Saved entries

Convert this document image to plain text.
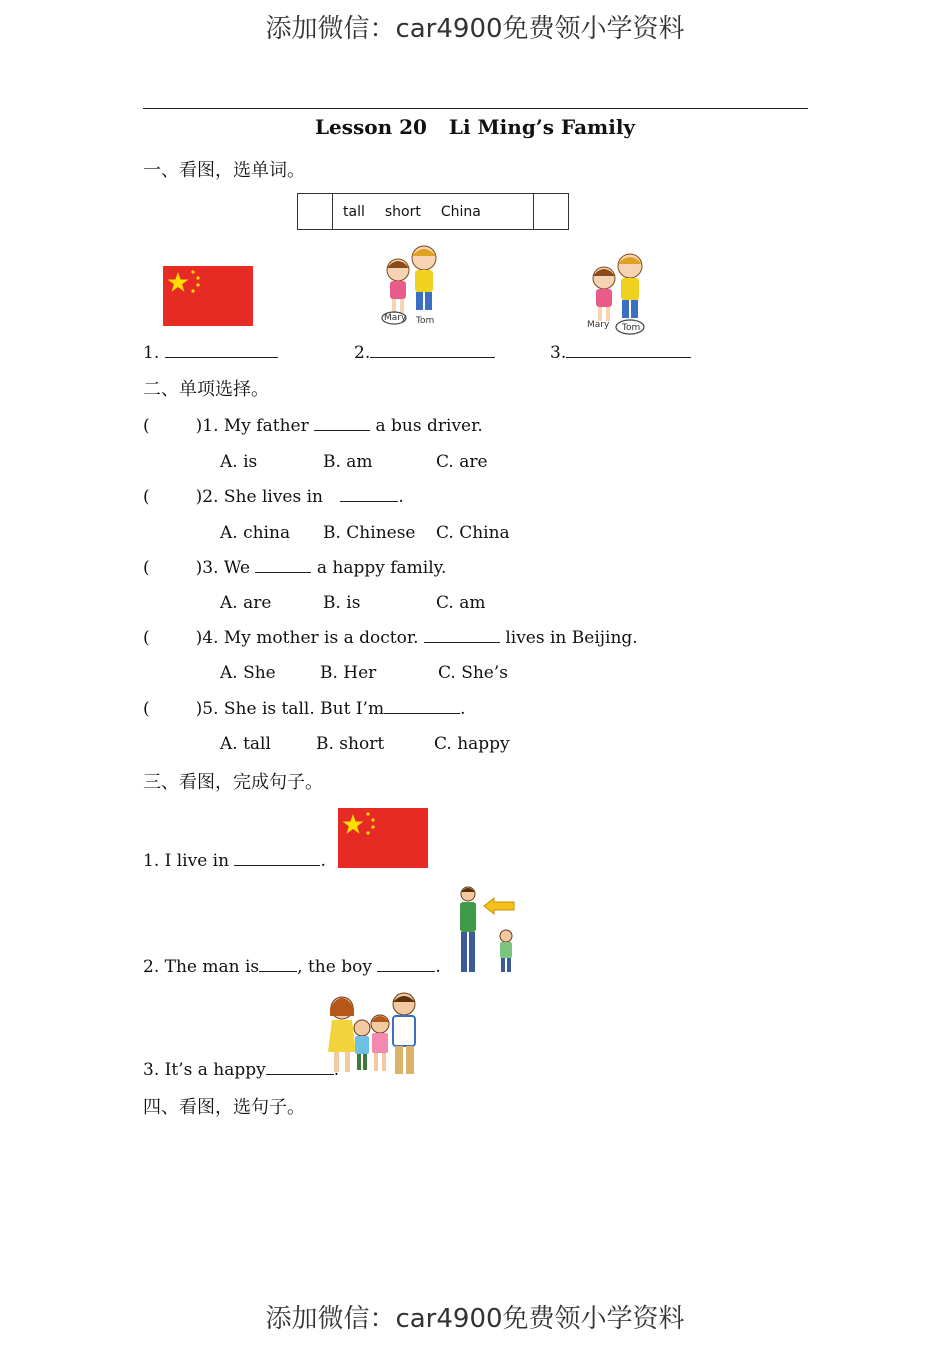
添加微信：car4900免费领小学资料
添加微信：car4900免费领小学资料
Lesson 20 Li Ming’s Family
一、看图，选单词。
tall short China
Mary Tom	Mary Tom
1.	2.	3.
二、单项选择。
(	)1. My father	a bus driver.
A. is	B. am	C. are
(	)2. She lives in	.
A. china B. Chinese C. China
(	)3. We	a happy family.
A. are	B. is	C. am
(	)4. My mother is a doctor.	lives in Beijing.
A. She	B. Her	C. She’s
(	)5. She is tall. But I’m	.
A. tall	B. short	C. happy
三、看图，完成句子。
1. I live in	.
2. The man is , the boy	.
3. It’s a happy	.
四、看图，选句子。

• _What the task requires_
The listing above needs to be output again exactly. Don't include the pictures.

• _Exercise answer_
Convert this document image to plain text.
添加微信：car4900免费领小学资料
添加微信：car4900免费领小学资料
Lesson 20 Li Ming’s Family
一、看图，选单词。
tall short China
Mary Tom	Mary Tom
1.	2.	3.
二、单项选择。
(	)1. My father	a bus driver.
A. is	B. am	C. are
(	)2. She lives in	.
A. china B. Chinese C. China
(	)3. We	a happy family.
A. are	B. is	C. am
(	)4. My mother is a doctor.	lives in Beijing.
A. She	B. Her	C. She’s
(	)5. She is tall. But I’m	.
A. tall	B. short	C. happy
三、看图，完成句子。
1. I live in	.
2. The man is , the boy	.
3. It’s a happy	.
四、看图，选句子。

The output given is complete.